EXERCISE PROMPT
Only the number is wanted: how many lines of the listing below contain "series"?

··········

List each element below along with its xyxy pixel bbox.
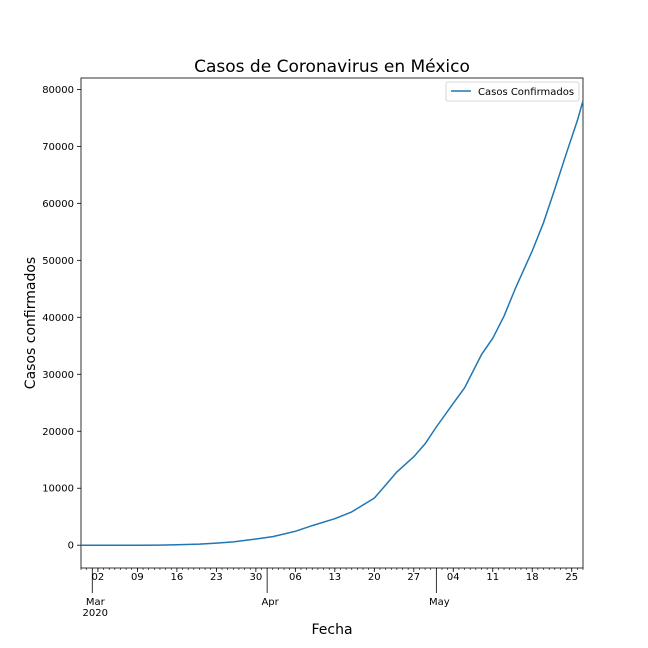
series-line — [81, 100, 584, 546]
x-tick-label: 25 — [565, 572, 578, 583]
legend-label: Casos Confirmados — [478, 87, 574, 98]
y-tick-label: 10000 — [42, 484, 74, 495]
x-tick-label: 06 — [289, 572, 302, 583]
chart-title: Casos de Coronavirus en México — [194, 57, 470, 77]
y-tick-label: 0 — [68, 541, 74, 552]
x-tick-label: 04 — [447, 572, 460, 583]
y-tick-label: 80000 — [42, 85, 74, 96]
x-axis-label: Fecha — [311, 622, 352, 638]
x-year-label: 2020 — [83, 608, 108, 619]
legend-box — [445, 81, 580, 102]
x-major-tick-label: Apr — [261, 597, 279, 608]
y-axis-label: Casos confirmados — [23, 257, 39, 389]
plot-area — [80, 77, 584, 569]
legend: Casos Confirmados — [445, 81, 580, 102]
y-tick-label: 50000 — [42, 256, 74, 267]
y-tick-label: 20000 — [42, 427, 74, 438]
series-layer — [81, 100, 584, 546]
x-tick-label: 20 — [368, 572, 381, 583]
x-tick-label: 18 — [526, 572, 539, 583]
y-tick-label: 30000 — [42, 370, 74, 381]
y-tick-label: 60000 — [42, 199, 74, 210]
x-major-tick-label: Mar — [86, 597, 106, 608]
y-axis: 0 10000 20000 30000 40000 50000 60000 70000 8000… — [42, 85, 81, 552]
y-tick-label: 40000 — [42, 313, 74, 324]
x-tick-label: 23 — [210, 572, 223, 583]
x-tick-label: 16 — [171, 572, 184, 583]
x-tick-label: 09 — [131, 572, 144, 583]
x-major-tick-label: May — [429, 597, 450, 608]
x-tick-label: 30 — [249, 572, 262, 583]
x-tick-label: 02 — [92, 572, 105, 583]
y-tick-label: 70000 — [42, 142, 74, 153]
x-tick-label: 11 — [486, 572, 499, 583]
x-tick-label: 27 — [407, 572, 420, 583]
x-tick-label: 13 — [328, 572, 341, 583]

··········

COMPLETED TASK
2